BEGIN

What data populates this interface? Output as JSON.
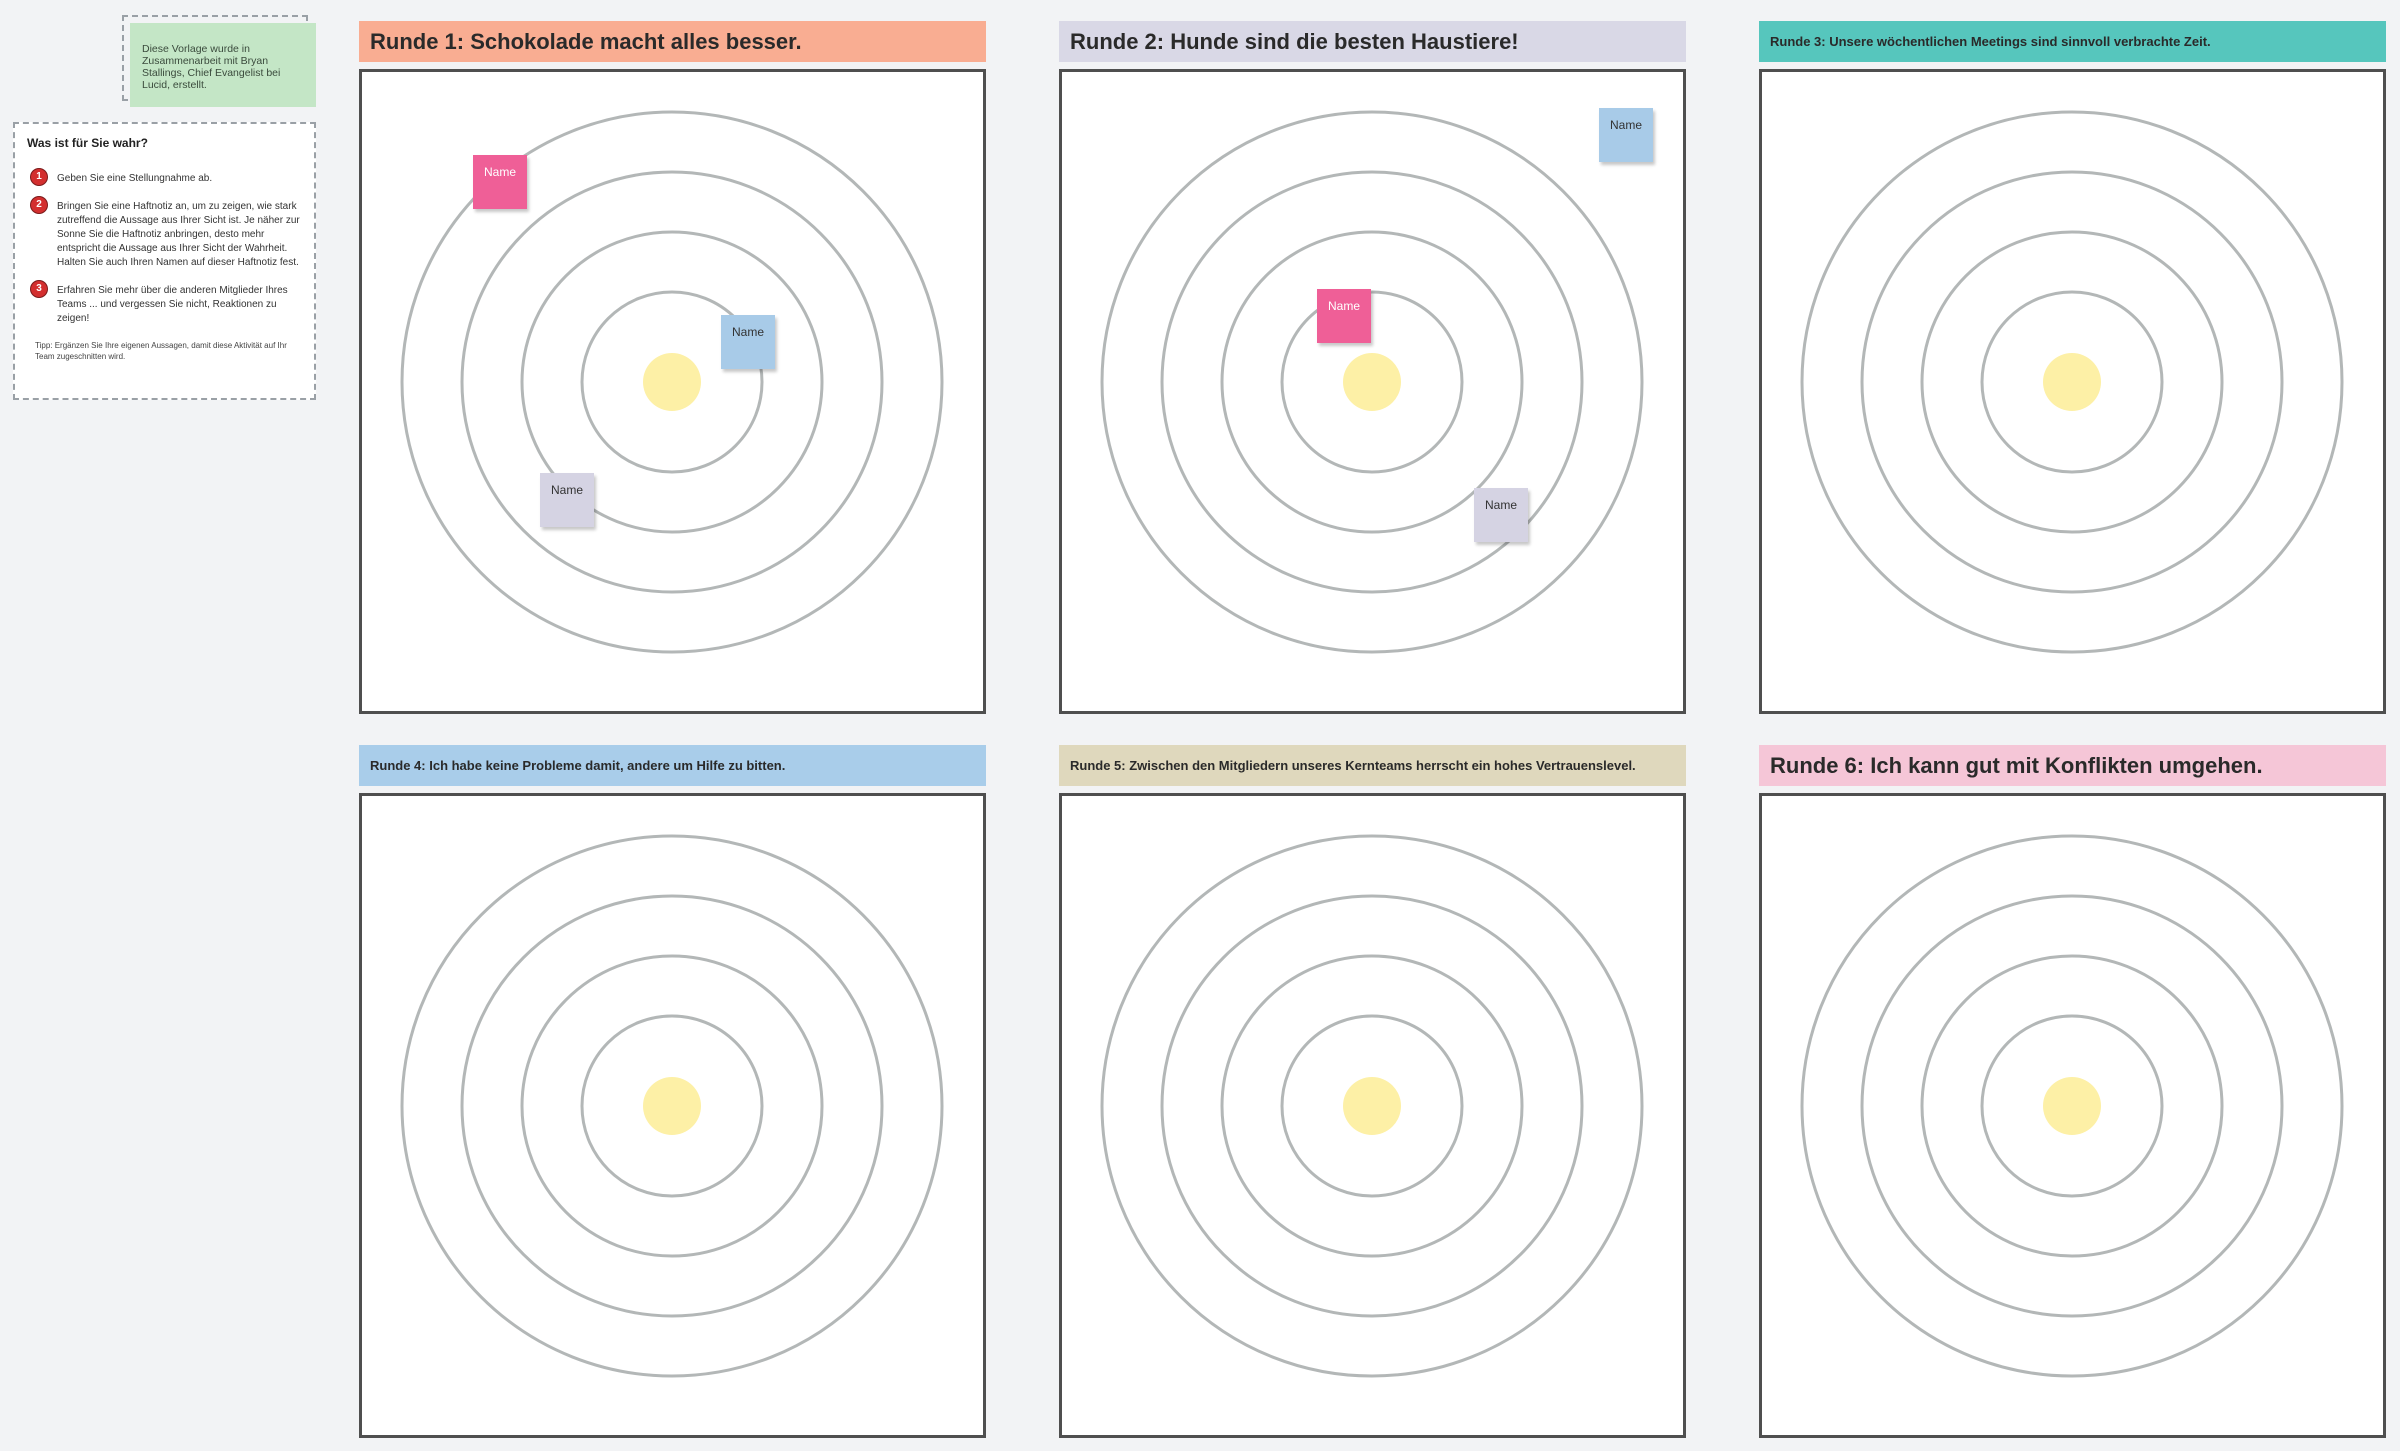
{
  "credit_note": "Diese Vorlage wurde in Zusammenarbeit mit Bryan Stallings, Chief Evangelist bei Lucid, erstellt.",
  "instructions": {
    "title": "Was ist für Sie wahr?",
    "steps": [
      {
        "num": "1",
        "text": "Geben Sie eine Stellungnahme ab."
      },
      {
        "num": "2",
        "text": "Bringen Sie eine Haftnotiz an, um zu zeigen, wie stark zutreffend die Aussage aus Ihrer Sicht ist. Je näher zur Sonne Sie die Haftnotiz anbringen, desto mehr entspricht die Aussage aus Ihrer Sicht der Wahrheit. Halten Sie auch Ihren Namen auf dieser Haftnotiz fest."
      },
      {
        "num": "3",
        "text": "Erfahren Sie mehr über die anderen Mitglieder Ihres Teams ... und vergessen Sie nicht, Reaktionen zu zeigen!"
      }
    ],
    "tip": "Tipp: Ergänzen Sie Ihre eigenen Aussagen, damit diese Aktivität auf Ihr Team zugeschnitten wird."
  },
  "colors": {
    "round1": "#f9ad92",
    "round2": "#d9d8e6",
    "round3": "#56c6bd",
    "round4": "#a9cdea",
    "round5": "#dfd8bd",
    "round6": "#f5c6d7",
    "ring": "#b3b7b7",
    "sun": "#fdf0a6"
  },
  "rounds": [
    {
      "title": "Runde 1: Schokolade macht alles besser.",
      "stickies": [
        {
          "label": "Name",
          "color": "pink"
        },
        {
          "label": "Name",
          "color": "blue"
        },
        {
          "label": "Name",
          "color": "lilac"
        }
      ]
    },
    {
      "title": "Runde 2: Hunde sind die besten Haustiere!",
      "stickies": [
        {
          "label": "Name",
          "color": "blue"
        },
        {
          "label": "Name",
          "color": "pink"
        },
        {
          "label": "Name",
          "color": "lilac"
        }
      ]
    },
    {
      "title": "Runde 3: Unsere wöchentlichen Meetings sind sinnvoll verbrachte Zeit.",
      "stickies": []
    },
    {
      "title": "Runde 4: Ich habe keine Probleme damit, andere um Hilfe zu bitten.",
      "stickies": []
    },
    {
      "title": "Runde 5: Zwischen den Mitgliedern unseres Kernteams herrscht ein hohes Vertrauenslevel.",
      "stickies": []
    },
    {
      "title": "Runde 6: Ich kann gut mit Konflikten umgehen.",
      "stickies": []
    }
  ]
}
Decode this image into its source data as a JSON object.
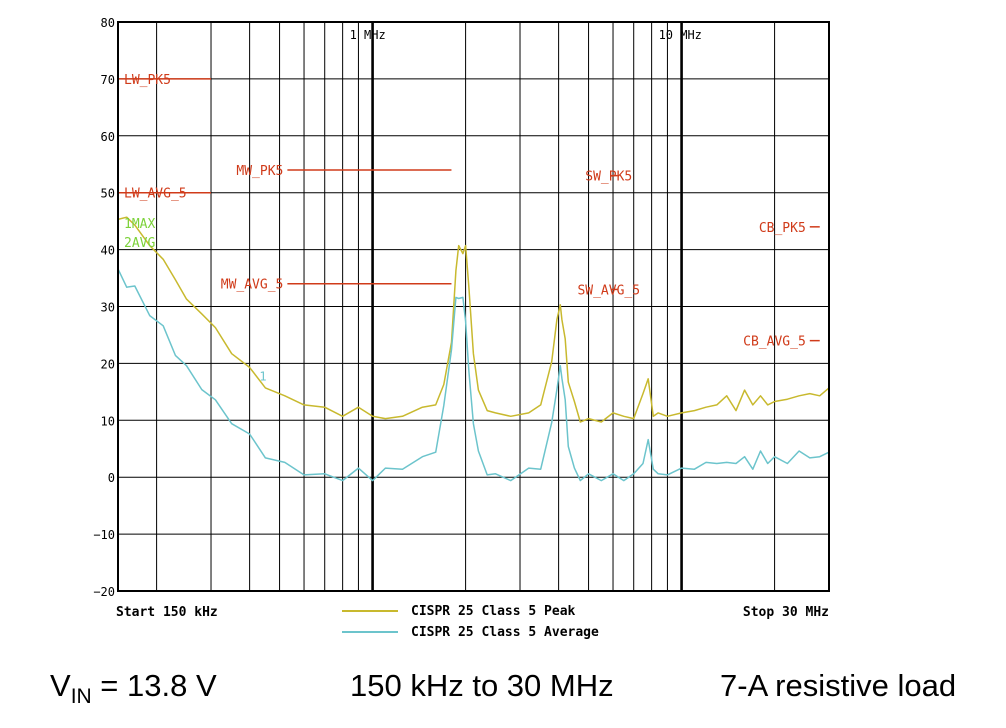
{
  "chart_data": {
    "type": "line",
    "title": "",
    "x_scale": "log",
    "xlim_mhz": [
      0.15,
      30
    ],
    "ylim": [
      -20,
      80
    ],
    "y_ticks": [
      80,
      70,
      60,
      50,
      40,
      30,
      20,
      10,
      0,
      -10,
      -20
    ],
    "y_tick_labels": [
      "80",
      "70",
      "60",
      "50",
      "40",
      "30",
      "20",
      "10",
      "0",
      "−10",
      "−20"
    ],
    "x_decade_labels": [
      {
        "mhz": 1,
        "label": "1 MHz"
      },
      {
        "mhz": 10,
        "label": "10 MHz"
      }
    ],
    "grid": true,
    "start_label": "Start 150 kHz",
    "stop_label": "Stop 30 MHz",
    "trace_labels": [
      "1MAX",
      "2AVG"
    ],
    "marker_label": "1",
    "legend": [
      {
        "name": "CISPR 25 Class 5 Peak",
        "color": "#c8b92e"
      },
      {
        "name": "CISPR 25 Class 5 Average",
        "color": "#6cc4cc"
      }
    ],
    "limits": [
      {
        "name": "LW_PK5",
        "level": 70,
        "f_start": 0.15,
        "f_stop": 0.3
      },
      {
        "name": "LW_AVG_5",
        "level": 50,
        "f_start": 0.15,
        "f_stop": 0.3
      },
      {
        "name": "MW_PK5",
        "level": 54,
        "f_start": 0.53,
        "f_stop": 1.8
      },
      {
        "name": "MW_AVG_5",
        "level": 34,
        "f_start": 0.53,
        "f_stop": 1.8
      },
      {
        "name": "SW_PK5",
        "level": 53,
        "f_start": 5.9,
        "f_stop": 6.2
      },
      {
        "name": "SW_AVG_5",
        "level": 33,
        "f_start": 5.9,
        "f_stop": 6.2
      },
      {
        "name": "CB_PK5",
        "level": 44,
        "f_start": 26,
        "f_stop": 28
      },
      {
        "name": "CB_AVG_5",
        "level": 24,
        "f_start": 26,
        "f_stop": 28
      }
    ],
    "series": [
      {
        "name": "CISPR 25 Class 5 Peak",
        "color": "#c8b92e",
        "x": [
          0.15,
          0.16,
          0.17,
          0.19,
          0.21,
          0.23,
          0.25,
          0.28,
          0.31,
          0.35,
          0.4,
          0.45,
          0.52,
          0.6,
          0.7,
          0.8,
          0.9,
          1.0,
          1.1,
          1.25,
          1.45,
          1.6,
          1.7,
          1.8,
          1.86,
          1.9,
          1.96,
          2.0,
          2.05,
          2.12,
          2.2,
          2.35,
          2.5,
          2.8,
          3.2,
          3.5,
          3.8,
          3.95,
          4.05,
          4.1,
          4.2,
          4.3,
          4.5,
          4.7,
          5.0,
          5.5,
          6.0,
          6.5,
          7.0,
          7.5,
          7.8,
          8.1,
          8.4,
          9.0,
          10.0,
          11.0,
          12.0,
          13.0,
          14.0,
          15.0,
          16.0,
          17.0,
          18.0,
          19.0,
          20.0,
          22.0,
          24.0,
          26.0,
          28.0,
          30.0
        ],
        "values": [
          45,
          46,
          44,
          41,
          38,
          35,
          31,
          29,
          26,
          22,
          19,
          16,
          14,
          13,
          12,
          11,
          12,
          11,
          10,
          11,
          12,
          13,
          16,
          24,
          36,
          41,
          39,
          41,
          33,
          22,
          15,
          12,
          11,
          11,
          11,
          13,
          20,
          28,
          30,
          28,
          24,
          17,
          13,
          10,
          10,
          10,
          11,
          11,
          10,
          15,
          17,
          11,
          11,
          11,
          11,
          12,
          12,
          13,
          14,
          12,
          15,
          13,
          14,
          13,
          13,
          14,
          14,
          15,
          14,
          16
        ]
      },
      {
        "name": "CISPR 25 Class 5 Average",
        "color": "#6cc4cc",
        "x": [
          0.15,
          0.16,
          0.17,
          0.19,
          0.21,
          0.23,
          0.25,
          0.28,
          0.31,
          0.35,
          0.4,
          0.45,
          0.52,
          0.6,
          0.7,
          0.8,
          0.9,
          1.0,
          1.1,
          1.25,
          1.45,
          1.6,
          1.7,
          1.8,
          1.86,
          1.9,
          1.96,
          2.0,
          2.05,
          2.12,
          2.2,
          2.35,
          2.5,
          2.8,
          3.2,
          3.5,
          3.8,
          3.95,
          4.05,
          4.1,
          4.2,
          4.3,
          4.5,
          4.7,
          5.0,
          5.5,
          6.0,
          6.5,
          7.0,
          7.5,
          7.8,
          8.1,
          8.4,
          9.0,
          10.0,
          11.0,
          12.0,
          13.0,
          14.0,
          15.0,
          16.0,
          17.0,
          18.0,
          19.0,
          20.0,
          22.0,
          24.0,
          26.0,
          28.0,
          30.0
        ],
        "values": [
          36,
          34,
          33,
          29,
          26,
          22,
          19,
          16,
          13,
          10,
          7,
          4,
          2,
          1,
          0,
          0,
          1,
          0,
          1,
          2,
          3,
          5,
          12,
          23,
          31,
          32,
          31,
          28,
          18,
          10,
          4,
          1,
          0,
          0,
          1,
          2,
          9,
          16,
          19,
          18,
          13,
          6,
          1,
          0,
          0,
          0,
          0,
          0,
          0,
          3,
          6,
          2,
          0,
          1,
          1,
          2,
          2,
          3,
          2,
          3,
          3,
          2,
          4,
          3,
          3,
          3,
          4,
          4,
          3,
          5
        ]
      }
    ]
  },
  "caption": {
    "vin_label": "V",
    "vin_subscript": "IN",
    "vin_value": " = 13.8 V",
    "range": "150 kHz to 30 MHz",
    "load": "7-A resistive load"
  }
}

END

- What the exercise asks
Select all lines in the listing above where the word "Runde" appears, and show them.

- Expected answer
      "title": "Runde 1: Schokolade macht alles besser.",
      "title": "Runde 2: Hunde sind die besten Haustiere!",
      "title": "Runde 3: Unsere wöchentlichen Meetings sind sinnvoll verbrachte Zeit.",
      "title": "Runde 4: Ich habe keine Probleme damit, andere um Hilfe zu bitten.",
      "title": "Runde 5: Zwischen den Mitgliedern unseres Kernteams herrscht ein hohes Vertrauenslevel.",
      "title": "Runde 6: Ich kann gut mit Konflikten umgehen.",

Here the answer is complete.